Records excerpted from a collection:
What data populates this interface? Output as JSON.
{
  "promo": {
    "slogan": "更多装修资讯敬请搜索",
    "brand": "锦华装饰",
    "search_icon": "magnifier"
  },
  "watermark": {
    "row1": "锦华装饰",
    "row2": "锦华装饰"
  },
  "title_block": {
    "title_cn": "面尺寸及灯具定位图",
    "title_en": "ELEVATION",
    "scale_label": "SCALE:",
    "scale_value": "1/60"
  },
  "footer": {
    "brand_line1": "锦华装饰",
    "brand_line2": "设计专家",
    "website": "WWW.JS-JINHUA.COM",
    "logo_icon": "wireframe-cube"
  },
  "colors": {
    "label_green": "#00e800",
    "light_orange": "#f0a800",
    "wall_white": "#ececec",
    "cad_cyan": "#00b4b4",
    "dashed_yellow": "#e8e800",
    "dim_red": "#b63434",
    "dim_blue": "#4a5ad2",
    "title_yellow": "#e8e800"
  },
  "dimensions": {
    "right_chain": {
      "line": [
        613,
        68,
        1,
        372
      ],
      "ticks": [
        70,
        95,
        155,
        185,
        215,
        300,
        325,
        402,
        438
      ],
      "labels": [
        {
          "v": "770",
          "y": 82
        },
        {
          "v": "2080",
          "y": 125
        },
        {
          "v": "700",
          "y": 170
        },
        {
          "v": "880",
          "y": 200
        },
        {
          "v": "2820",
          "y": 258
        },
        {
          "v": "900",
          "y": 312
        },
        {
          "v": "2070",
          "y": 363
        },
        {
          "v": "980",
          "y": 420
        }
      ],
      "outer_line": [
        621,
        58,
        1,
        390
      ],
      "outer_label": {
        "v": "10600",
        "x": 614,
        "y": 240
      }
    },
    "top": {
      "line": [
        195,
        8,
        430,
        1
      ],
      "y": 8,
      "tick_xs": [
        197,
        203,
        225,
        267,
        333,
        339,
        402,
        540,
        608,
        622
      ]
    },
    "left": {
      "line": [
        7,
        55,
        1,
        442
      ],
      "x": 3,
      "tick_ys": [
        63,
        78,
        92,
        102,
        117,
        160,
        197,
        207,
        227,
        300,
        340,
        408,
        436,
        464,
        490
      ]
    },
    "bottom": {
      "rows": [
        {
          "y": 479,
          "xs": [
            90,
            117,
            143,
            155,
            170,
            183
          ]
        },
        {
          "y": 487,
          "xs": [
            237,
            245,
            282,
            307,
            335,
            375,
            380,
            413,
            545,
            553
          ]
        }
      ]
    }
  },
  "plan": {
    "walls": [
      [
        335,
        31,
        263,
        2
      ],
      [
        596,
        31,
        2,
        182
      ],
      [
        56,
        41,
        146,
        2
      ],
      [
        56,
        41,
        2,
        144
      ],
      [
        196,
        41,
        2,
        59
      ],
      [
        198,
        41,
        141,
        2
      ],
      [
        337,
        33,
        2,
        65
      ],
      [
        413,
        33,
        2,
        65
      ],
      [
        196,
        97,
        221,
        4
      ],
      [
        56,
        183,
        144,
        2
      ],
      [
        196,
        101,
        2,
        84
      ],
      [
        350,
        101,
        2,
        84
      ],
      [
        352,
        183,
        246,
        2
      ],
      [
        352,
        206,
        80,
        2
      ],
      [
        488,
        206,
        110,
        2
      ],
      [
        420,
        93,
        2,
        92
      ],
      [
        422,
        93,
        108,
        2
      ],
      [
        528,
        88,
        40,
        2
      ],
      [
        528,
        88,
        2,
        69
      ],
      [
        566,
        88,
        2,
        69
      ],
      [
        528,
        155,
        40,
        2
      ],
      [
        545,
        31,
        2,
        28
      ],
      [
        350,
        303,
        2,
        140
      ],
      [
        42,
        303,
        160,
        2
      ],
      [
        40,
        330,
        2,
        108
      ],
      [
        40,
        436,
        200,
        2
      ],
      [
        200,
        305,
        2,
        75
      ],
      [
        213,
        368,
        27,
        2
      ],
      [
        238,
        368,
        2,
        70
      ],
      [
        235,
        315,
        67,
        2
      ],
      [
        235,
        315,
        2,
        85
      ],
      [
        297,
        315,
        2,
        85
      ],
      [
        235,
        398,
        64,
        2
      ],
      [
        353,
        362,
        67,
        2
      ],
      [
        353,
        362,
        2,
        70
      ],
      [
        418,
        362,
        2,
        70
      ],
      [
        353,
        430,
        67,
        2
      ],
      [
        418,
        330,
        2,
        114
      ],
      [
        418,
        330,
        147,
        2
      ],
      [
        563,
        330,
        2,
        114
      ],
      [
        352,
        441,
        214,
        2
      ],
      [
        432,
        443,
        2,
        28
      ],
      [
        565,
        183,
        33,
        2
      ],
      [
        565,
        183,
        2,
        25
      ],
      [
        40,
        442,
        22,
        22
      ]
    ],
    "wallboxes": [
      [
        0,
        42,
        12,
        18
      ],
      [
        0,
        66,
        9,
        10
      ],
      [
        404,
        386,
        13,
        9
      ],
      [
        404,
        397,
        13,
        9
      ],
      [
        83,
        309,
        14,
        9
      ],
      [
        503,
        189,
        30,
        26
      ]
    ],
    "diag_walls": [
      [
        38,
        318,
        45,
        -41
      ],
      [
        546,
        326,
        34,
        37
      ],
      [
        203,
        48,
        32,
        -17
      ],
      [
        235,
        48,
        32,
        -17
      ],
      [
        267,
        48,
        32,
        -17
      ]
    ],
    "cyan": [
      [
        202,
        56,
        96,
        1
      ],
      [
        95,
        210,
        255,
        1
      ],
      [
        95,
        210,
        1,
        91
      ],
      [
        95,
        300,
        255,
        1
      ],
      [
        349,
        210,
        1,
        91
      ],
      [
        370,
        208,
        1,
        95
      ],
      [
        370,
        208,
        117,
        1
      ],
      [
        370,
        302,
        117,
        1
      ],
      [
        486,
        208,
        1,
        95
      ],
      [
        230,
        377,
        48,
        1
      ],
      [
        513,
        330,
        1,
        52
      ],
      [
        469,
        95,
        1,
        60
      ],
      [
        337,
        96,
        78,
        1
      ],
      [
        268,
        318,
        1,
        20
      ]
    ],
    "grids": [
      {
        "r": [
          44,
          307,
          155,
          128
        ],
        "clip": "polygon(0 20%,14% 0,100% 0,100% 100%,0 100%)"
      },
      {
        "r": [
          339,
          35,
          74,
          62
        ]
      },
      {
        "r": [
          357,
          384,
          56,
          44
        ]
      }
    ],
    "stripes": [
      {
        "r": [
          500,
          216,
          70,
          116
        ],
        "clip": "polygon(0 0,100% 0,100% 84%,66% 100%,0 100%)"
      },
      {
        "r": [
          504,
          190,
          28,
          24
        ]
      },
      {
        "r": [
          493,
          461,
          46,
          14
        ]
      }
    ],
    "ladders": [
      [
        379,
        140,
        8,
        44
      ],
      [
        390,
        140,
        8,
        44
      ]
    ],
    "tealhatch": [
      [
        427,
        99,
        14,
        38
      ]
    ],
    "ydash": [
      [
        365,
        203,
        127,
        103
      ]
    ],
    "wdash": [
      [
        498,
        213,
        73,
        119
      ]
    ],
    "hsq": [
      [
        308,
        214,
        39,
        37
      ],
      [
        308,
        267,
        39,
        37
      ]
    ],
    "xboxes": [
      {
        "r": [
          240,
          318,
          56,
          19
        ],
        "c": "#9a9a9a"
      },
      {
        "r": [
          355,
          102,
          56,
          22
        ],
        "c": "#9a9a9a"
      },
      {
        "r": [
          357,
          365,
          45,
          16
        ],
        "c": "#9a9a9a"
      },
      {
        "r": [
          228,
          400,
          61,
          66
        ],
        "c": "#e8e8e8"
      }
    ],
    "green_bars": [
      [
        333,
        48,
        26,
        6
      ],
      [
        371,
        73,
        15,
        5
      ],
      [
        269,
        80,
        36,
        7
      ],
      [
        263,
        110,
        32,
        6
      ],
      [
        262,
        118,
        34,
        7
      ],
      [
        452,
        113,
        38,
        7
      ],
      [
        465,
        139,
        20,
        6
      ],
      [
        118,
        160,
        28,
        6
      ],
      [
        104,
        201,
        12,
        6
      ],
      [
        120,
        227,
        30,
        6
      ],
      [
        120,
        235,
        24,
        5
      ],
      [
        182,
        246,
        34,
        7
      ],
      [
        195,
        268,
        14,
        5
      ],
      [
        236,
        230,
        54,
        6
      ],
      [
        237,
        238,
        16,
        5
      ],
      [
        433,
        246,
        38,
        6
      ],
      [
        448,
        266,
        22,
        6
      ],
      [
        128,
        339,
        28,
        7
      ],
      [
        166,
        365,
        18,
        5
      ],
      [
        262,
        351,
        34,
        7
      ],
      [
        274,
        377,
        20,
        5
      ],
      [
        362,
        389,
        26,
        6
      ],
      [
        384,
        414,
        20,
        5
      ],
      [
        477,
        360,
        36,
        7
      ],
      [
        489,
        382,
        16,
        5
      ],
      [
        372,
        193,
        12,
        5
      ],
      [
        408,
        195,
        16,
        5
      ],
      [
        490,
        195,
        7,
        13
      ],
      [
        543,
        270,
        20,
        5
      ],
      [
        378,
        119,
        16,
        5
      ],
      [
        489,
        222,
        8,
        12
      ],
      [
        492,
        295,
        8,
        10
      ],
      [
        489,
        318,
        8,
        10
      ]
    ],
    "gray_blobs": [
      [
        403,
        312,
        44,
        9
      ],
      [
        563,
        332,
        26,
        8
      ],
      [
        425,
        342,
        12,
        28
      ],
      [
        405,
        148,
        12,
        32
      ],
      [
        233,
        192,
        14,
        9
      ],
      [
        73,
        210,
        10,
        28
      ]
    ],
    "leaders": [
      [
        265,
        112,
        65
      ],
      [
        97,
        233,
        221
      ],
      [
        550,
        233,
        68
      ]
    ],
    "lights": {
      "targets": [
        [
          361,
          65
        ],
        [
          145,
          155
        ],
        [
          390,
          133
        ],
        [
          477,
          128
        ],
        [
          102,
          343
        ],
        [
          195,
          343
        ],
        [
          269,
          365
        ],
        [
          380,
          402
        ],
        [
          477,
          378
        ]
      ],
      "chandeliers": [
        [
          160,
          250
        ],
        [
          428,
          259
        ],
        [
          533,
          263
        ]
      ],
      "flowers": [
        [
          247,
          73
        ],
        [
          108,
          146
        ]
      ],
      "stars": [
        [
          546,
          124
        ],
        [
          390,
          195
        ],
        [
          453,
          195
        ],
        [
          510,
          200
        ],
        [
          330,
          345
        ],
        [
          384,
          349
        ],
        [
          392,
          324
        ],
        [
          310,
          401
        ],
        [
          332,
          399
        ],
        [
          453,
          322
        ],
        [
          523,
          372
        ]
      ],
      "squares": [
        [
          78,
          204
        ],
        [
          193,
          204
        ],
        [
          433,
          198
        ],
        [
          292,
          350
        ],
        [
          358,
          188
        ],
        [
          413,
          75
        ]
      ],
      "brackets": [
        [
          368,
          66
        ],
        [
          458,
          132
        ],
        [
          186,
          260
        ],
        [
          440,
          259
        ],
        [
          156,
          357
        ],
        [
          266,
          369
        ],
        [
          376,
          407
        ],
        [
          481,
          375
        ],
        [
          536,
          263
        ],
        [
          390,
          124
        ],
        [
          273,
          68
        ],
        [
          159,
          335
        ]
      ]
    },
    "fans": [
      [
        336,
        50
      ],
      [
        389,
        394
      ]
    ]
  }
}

__Your objective__: Pull every line holding "锦华装饰" out of the records.

__Solution for this problem__:
    "brand": "锦华装饰",
    "row1": "锦华装饰",
    "row2": "锦华装饰"
    "brand_line1": "锦华装饰",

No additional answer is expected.